From the entries below, gather every line containing the string "this".

Stored data:
_____

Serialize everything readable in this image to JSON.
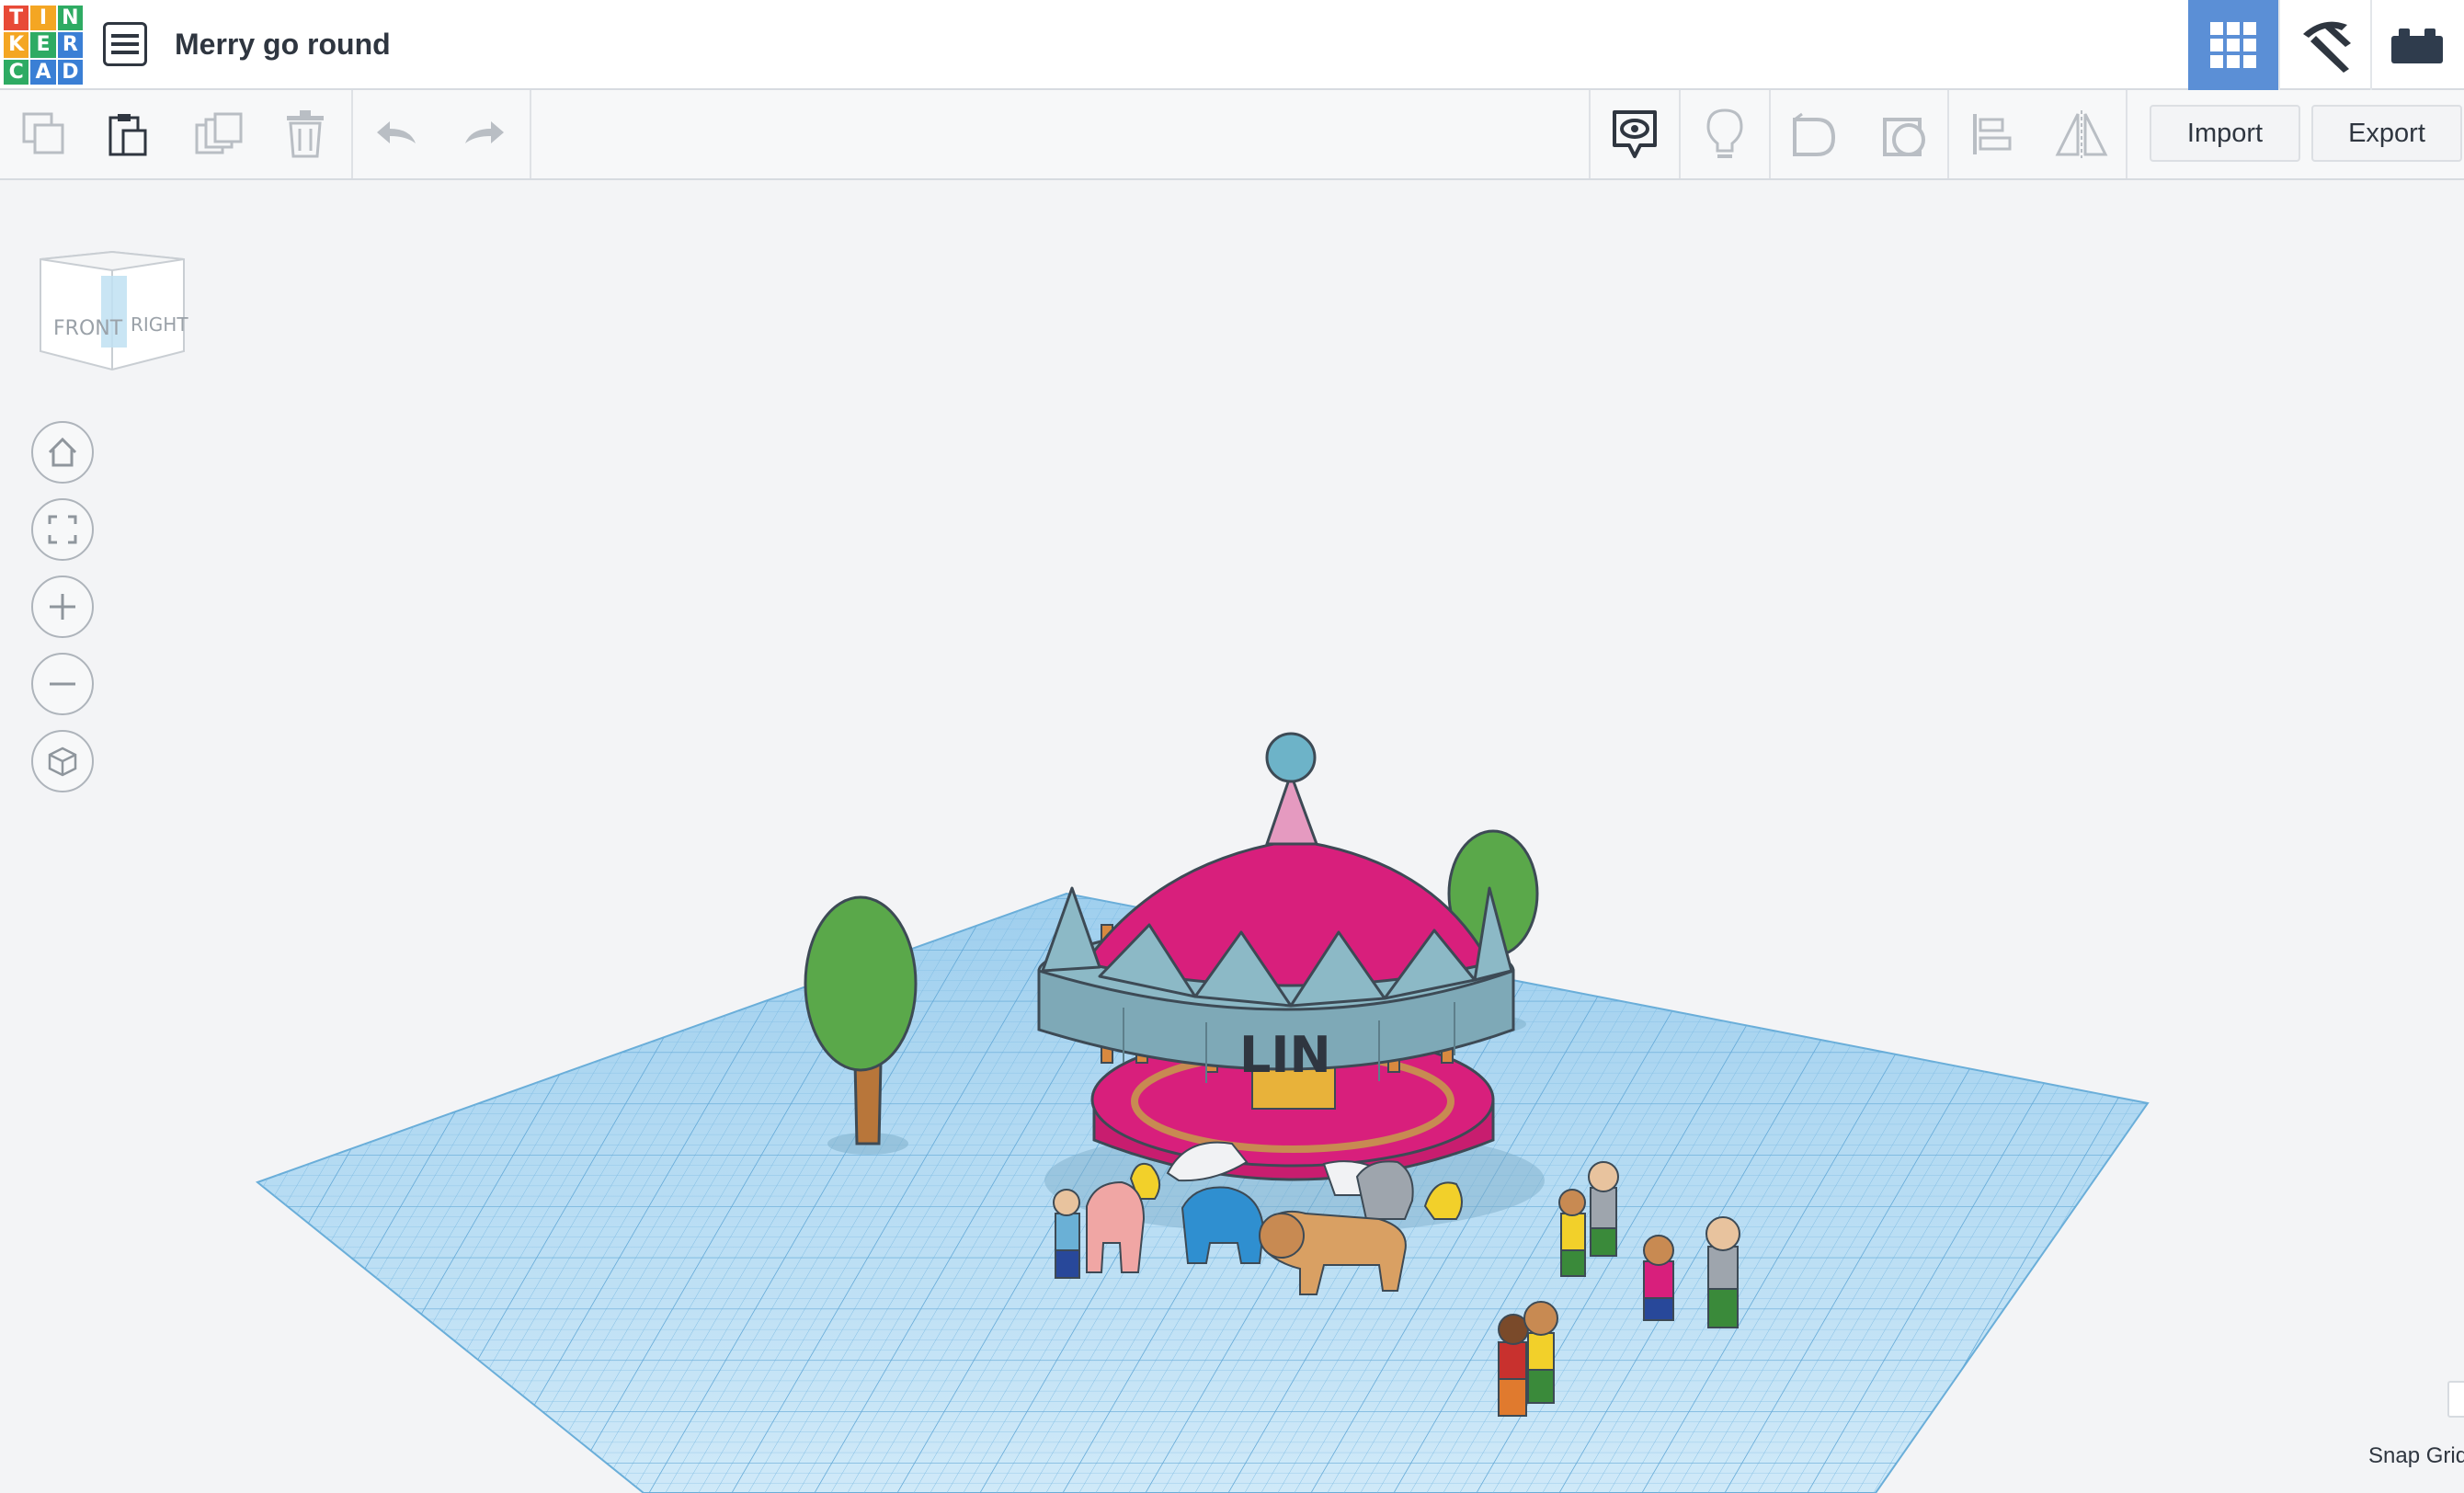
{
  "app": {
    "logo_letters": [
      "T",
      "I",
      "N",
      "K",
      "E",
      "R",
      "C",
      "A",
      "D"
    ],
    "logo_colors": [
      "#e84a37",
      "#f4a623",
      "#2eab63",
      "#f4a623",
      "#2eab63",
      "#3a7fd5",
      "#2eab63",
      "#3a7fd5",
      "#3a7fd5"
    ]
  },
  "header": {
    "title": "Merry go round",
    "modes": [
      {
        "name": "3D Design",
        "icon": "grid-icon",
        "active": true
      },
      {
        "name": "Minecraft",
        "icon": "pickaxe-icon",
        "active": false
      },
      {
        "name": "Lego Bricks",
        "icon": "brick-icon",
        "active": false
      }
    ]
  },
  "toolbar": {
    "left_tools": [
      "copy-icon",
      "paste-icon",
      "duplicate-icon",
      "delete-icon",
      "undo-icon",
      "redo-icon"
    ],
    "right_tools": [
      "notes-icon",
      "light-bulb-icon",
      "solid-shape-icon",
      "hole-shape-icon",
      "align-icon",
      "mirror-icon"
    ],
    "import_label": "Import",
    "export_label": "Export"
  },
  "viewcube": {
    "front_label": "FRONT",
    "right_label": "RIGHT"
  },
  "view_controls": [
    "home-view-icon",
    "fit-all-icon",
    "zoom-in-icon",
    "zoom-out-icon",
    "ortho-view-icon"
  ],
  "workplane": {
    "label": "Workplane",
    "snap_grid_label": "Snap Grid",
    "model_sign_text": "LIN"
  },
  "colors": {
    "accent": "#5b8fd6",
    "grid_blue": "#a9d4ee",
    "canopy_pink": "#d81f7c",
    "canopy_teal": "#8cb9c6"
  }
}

_____

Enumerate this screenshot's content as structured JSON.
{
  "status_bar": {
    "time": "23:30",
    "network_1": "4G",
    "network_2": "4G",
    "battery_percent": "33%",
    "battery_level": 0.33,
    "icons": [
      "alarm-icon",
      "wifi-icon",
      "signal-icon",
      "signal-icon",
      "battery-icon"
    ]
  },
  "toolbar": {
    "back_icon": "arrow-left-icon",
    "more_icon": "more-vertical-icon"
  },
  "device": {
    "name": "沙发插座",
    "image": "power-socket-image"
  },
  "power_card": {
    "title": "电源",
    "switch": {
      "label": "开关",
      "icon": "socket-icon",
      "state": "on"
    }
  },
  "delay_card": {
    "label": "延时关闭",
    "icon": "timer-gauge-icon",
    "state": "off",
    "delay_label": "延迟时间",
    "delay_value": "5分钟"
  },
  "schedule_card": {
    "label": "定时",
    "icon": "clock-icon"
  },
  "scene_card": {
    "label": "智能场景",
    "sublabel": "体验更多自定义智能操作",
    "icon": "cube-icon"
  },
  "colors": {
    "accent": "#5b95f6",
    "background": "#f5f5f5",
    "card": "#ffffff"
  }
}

_____

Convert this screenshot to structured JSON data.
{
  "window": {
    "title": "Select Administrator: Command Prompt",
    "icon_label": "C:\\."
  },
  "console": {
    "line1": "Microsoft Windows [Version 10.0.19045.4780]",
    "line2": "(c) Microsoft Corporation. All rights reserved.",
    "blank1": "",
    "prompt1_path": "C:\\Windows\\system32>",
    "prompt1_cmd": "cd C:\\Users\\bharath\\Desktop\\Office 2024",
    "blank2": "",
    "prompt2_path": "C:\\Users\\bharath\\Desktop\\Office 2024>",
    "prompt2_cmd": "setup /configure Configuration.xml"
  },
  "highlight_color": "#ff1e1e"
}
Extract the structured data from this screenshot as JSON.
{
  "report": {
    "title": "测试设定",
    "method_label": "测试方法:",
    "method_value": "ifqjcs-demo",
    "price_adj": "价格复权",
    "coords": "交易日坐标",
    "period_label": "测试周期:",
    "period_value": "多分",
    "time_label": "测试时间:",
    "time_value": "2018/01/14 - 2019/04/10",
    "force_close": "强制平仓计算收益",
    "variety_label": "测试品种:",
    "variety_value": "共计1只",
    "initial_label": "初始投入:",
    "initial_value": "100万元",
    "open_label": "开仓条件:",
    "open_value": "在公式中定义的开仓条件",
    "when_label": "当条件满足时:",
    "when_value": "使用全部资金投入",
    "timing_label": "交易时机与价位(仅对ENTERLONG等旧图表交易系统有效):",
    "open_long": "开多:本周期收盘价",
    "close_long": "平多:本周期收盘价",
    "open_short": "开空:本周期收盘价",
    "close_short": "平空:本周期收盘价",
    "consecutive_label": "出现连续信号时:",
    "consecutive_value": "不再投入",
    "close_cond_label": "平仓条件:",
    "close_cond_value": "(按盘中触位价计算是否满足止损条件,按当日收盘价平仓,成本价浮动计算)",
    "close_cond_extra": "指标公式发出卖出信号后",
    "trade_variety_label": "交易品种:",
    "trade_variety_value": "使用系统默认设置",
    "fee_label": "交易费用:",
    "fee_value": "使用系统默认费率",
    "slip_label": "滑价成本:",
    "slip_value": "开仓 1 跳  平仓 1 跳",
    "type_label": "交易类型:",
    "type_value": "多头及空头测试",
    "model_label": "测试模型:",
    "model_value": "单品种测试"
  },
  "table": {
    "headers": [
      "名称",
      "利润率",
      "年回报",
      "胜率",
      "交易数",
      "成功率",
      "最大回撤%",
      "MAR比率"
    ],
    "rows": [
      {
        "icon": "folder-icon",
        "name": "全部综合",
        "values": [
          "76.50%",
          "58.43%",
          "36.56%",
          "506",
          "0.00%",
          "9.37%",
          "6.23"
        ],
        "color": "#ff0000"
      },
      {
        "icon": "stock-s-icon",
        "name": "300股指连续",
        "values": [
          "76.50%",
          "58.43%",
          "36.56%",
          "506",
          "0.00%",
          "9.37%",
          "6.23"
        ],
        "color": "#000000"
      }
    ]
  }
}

_____

Written solution:
Serialize everything readable in this image to JSON.
Enumerate this screenshot's content as structured JSON.
Convert this screenshot to structured JSON data.
Extract the structured data from this screenshot as JSON.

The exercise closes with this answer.